Set task: List all the lines in these records that hold "OTHER".

Dataset rows about figures
--- --- ---
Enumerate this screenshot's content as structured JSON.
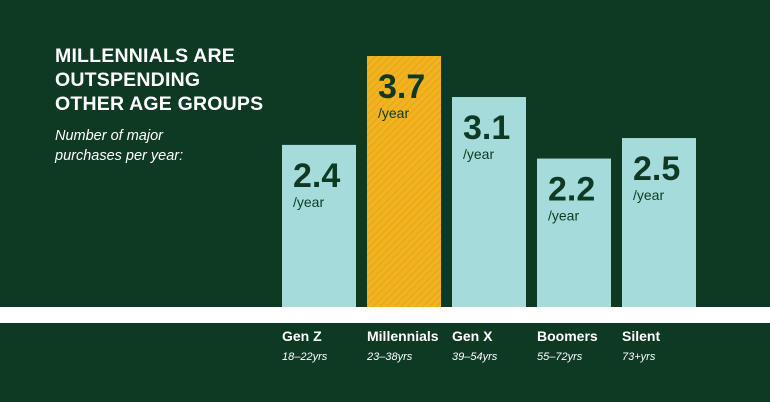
{
  "colors": {
    "background": "#0e3a24",
    "bar": "#a5dcdb",
    "highlight_bar": "#f2b321",
    "value_text": "#0e3a24",
    "baseline": "#ffffff",
    "label_text": "#ffffff"
  },
  "header": {
    "title_lines": [
      "MILLENNIALS ARE",
      "OUTSPENDING",
      "OTHER AGE GROUPS"
    ],
    "subtitle_lines": [
      "Number of major",
      "purchases per year:"
    ]
  },
  "chart_data": {
    "type": "bar",
    "title": "MILLENNIALS ARE OUTSPENDING OTHER AGE GROUPS",
    "subtitle": "Number of major purchases per year:",
    "categories": [
      "Gen Z",
      "Millennials",
      "Gen X",
      "Boomers",
      "Silent"
    ],
    "sublabels": [
      "18–22yrs",
      "23–38yrs",
      "39–54yrs",
      "55–72yrs",
      "73+yrs"
    ],
    "values": [
      2.4,
      3.7,
      3.1,
      2.2,
      2.5
    ],
    "value_labels": [
      "2.4",
      "3.7",
      "3.1",
      "2.2",
      "2.5"
    ],
    "unit_label": "/year",
    "highlight_index": 1,
    "ylim": [
      0,
      3.7
    ],
    "grid": false,
    "legend": "none"
  }
}
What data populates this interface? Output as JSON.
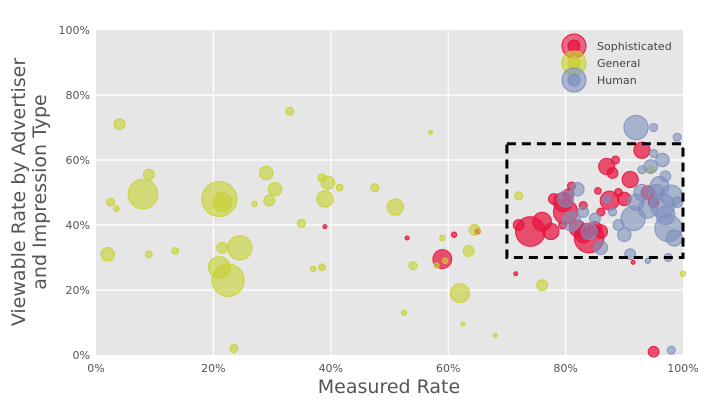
{
  "chart_data": {
    "type": "scatter",
    "title": "",
    "xlabel": "Measured Rate",
    "ylabel_lines": [
      "Viewable Rate by Advertiser",
      "and Impression Type"
    ],
    "xlim": [
      0,
      100
    ],
    "ylim": [
      0,
      100
    ],
    "x_ticks": [
      0,
      20,
      40,
      60,
      80,
      100
    ],
    "y_ticks": [
      0,
      20,
      40,
      60,
      80,
      100
    ],
    "x_tick_labels": [
      "0%",
      "20%",
      "40%",
      "60%",
      "80%",
      "100%"
    ],
    "y_tick_labels": [
      "0%",
      "20%",
      "40%",
      "60%",
      "80%",
      "100%"
    ],
    "grid": true,
    "legend_position": "top-right",
    "colors": {
      "background": "#e6e6e6",
      "grid": "#ffffff",
      "box": "#000000"
    },
    "highlight_region": {
      "x": [
        70,
        100
      ],
      "y": [
        30,
        65
      ]
    },
    "series": [
      {
        "name": "Sophisticated",
        "color": "#e8123f",
        "points": [
          {
            "x": 59,
            "y": 29.5,
            "s": 7
          },
          {
            "x": 74,
            "y": 38,
            "s": 11
          },
          {
            "x": 76,
            "y": 41,
            "s": 7
          },
          {
            "x": 77.5,
            "y": 38,
            "s": 6
          },
          {
            "x": 79.5,
            "y": 47,
            "s": 7
          },
          {
            "x": 80,
            "y": 44,
            "s": 9
          },
          {
            "x": 81,
            "y": 52,
            "s": 3
          },
          {
            "x": 82,
            "y": 39,
            "s": 6
          },
          {
            "x": 83,
            "y": 37,
            "s": 6
          },
          {
            "x": 84,
            "y": 36,
            "s": 11
          },
          {
            "x": 85,
            "y": 39,
            "s": 5
          },
          {
            "x": 86,
            "y": 38,
            "s": 5
          },
          {
            "x": 87,
            "y": 58,
            "s": 6
          },
          {
            "x": 87.5,
            "y": 47.5,
            "s": 7
          },
          {
            "x": 88,
            "y": 56,
            "s": 4
          },
          {
            "x": 89,
            "y": 50,
            "s": 3
          },
          {
            "x": 90,
            "y": 48,
            "s": 5
          },
          {
            "x": 91,
            "y": 54,
            "s": 6
          },
          {
            "x": 93,
            "y": 63,
            "s": 6
          },
          {
            "x": 94,
            "y": 50,
            "s": 5
          },
          {
            "x": 95,
            "y": 47,
            "s": 4
          },
          {
            "x": 95,
            "y": 1,
            "s": 4
          },
          {
            "x": 83,
            "y": 46,
            "s": 3
          },
          {
            "x": 78,
            "y": 48,
            "s": 4
          },
          {
            "x": 86,
            "y": 44,
            "s": 3
          },
          {
            "x": 72,
            "y": 40,
            "s": 4
          },
          {
            "x": 80.5,
            "y": 49.5,
            "s": 4
          },
          {
            "x": 88.5,
            "y": 60,
            "s": 3
          },
          {
            "x": 61,
            "y": 37,
            "s": 2
          },
          {
            "x": 39,
            "y": 39.5,
            "s": 1.5
          },
          {
            "x": 53,
            "y": 36,
            "s": 1.5
          },
          {
            "x": 65,
            "y": 38,
            "s": 2
          },
          {
            "x": 71.5,
            "y": 25,
            "s": 1.5
          },
          {
            "x": 79.5,
            "y": 40,
            "s": 3
          },
          {
            "x": 85.5,
            "y": 50.5,
            "s": 2.5
          },
          {
            "x": 91.5,
            "y": 28.5,
            "s": 1.5
          }
        ]
      },
      {
        "name": "General",
        "color": "#c7d12b",
        "points": [
          {
            "x": 2,
            "y": 31,
            "s": 5
          },
          {
            "x": 2.5,
            "y": 47,
            "s": 3
          },
          {
            "x": 3.5,
            "y": 45,
            "s": 2
          },
          {
            "x": 4,
            "y": 71,
            "s": 4
          },
          {
            "x": 8,
            "y": 49.5,
            "s": 11
          },
          {
            "x": 9,
            "y": 55.5,
            "s": 4
          },
          {
            "x": 9,
            "y": 31,
            "s": 2.5
          },
          {
            "x": 13.5,
            "y": 32,
            "s": 2.5
          },
          {
            "x": 21,
            "y": 48,
            "s": 13
          },
          {
            "x": 21,
            "y": 27,
            "s": 8
          },
          {
            "x": 21.5,
            "y": 33,
            "s": 4
          },
          {
            "x": 21.5,
            "y": 47,
            "s": 7
          },
          {
            "x": 22.5,
            "y": 23,
            "s": 12
          },
          {
            "x": 23.5,
            "y": 2,
            "s": 3
          },
          {
            "x": 24.5,
            "y": 33,
            "s": 9
          },
          {
            "x": 27,
            "y": 46.5,
            "s": 2
          },
          {
            "x": 29,
            "y": 56,
            "s": 5
          },
          {
            "x": 29.5,
            "y": 47.5,
            "s": 4
          },
          {
            "x": 30.5,
            "y": 51,
            "s": 5
          },
          {
            "x": 33,
            "y": 75,
            "s": 3
          },
          {
            "x": 35,
            "y": 40.5,
            "s": 3
          },
          {
            "x": 37,
            "y": 26.5,
            "s": 2
          },
          {
            "x": 38.5,
            "y": 54.5,
            "s": 3
          },
          {
            "x": 38.5,
            "y": 27,
            "s": 2.5
          },
          {
            "x": 39,
            "y": 48,
            "s": 6
          },
          {
            "x": 39.5,
            "y": 53,
            "s": 5
          },
          {
            "x": 41.5,
            "y": 51.5,
            "s": 2.5
          },
          {
            "x": 47.5,
            "y": 51.5,
            "s": 3
          },
          {
            "x": 51,
            "y": 45.5,
            "s": 6
          },
          {
            "x": 52.5,
            "y": 13,
            "s": 2
          },
          {
            "x": 54,
            "y": 27.5,
            "s": 3
          },
          {
            "x": 57,
            "y": 68.5,
            "s": 1.5
          },
          {
            "x": 58,
            "y": 27.5,
            "s": 2
          },
          {
            "x": 59,
            "y": 36,
            "s": 2
          },
          {
            "x": 59.5,
            "y": 29,
            "s": 2
          },
          {
            "x": 62,
            "y": 19,
            "s": 7
          },
          {
            "x": 62.5,
            "y": 9.5,
            "s": 1.5
          },
          {
            "x": 63.5,
            "y": 32,
            "s": 4
          },
          {
            "x": 64.5,
            "y": 38.5,
            "s": 4
          },
          {
            "x": 68,
            "y": 6,
            "s": 1.5
          },
          {
            "x": 72,
            "y": 49,
            "s": 3
          },
          {
            "x": 76,
            "y": 21.5,
            "s": 4
          },
          {
            "x": 94.5,
            "y": 57,
            "s": 3
          },
          {
            "x": 100,
            "y": 25,
            "s": 2
          }
        ]
      },
      {
        "name": "Human",
        "color": "#7d8fbd",
        "points": [
          {
            "x": 80,
            "y": 48,
            "s": 6
          },
          {
            "x": 81,
            "y": 41,
            "s": 7
          },
          {
            "x": 82,
            "y": 51,
            "s": 5
          },
          {
            "x": 83,
            "y": 44,
            "s": 4
          },
          {
            "x": 84,
            "y": 38,
            "s": 6
          },
          {
            "x": 85,
            "y": 42,
            "s": 4
          },
          {
            "x": 86,
            "y": 33,
            "s": 5
          },
          {
            "x": 88,
            "y": 44,
            "s": 3
          },
          {
            "x": 89,
            "y": 40,
            "s": 4
          },
          {
            "x": 90,
            "y": 37,
            "s": 5
          },
          {
            "x": 91,
            "y": 31,
            "s": 4
          },
          {
            "x": 91.5,
            "y": 42,
            "s": 9
          },
          {
            "x": 92,
            "y": 70,
            "s": 9
          },
          {
            "x": 92,
            "y": 47,
            "s": 6
          },
          {
            "x": 93,
            "y": 50,
            "s": 6
          },
          {
            "x": 94,
            "y": 45,
            "s": 7
          },
          {
            "x": 94.5,
            "y": 58,
            "s": 5
          },
          {
            "x": 95,
            "y": 70,
            "s": 3
          },
          {
            "x": 95.5,
            "y": 50,
            "s": 6
          },
          {
            "x": 96,
            "y": 52,
            "s": 7
          },
          {
            "x": 96.5,
            "y": 46,
            "s": 9
          },
          {
            "x": 97,
            "y": 43,
            "s": 7
          },
          {
            "x": 97,
            "y": 55,
            "s": 4
          },
          {
            "x": 97.5,
            "y": 39,
            "s": 10
          },
          {
            "x": 98,
            "y": 49,
            "s": 8
          },
          {
            "x": 98.5,
            "y": 36,
            "s": 6
          },
          {
            "x": 96.5,
            "y": 60,
            "s": 5
          },
          {
            "x": 99,
            "y": 67,
            "s": 3
          },
          {
            "x": 97.5,
            "y": 30,
            "s": 3
          },
          {
            "x": 98,
            "y": 1.5,
            "s": 3
          },
          {
            "x": 93,
            "y": 57,
            "s": 3
          },
          {
            "x": 95,
            "y": 62,
            "s": 3
          },
          {
            "x": 99,
            "y": 47,
            "s": 4
          },
          {
            "x": 94,
            "y": 29,
            "s": 2
          },
          {
            "x": 87,
            "y": 48,
            "s": 3
          }
        ]
      }
    ]
  }
}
--- --- ---
Answer to this exercise:
      "OTHER AGE GROUPS"
    "title": "MILLENNIALS ARE OUTSPENDING OTHER AGE GROUPS",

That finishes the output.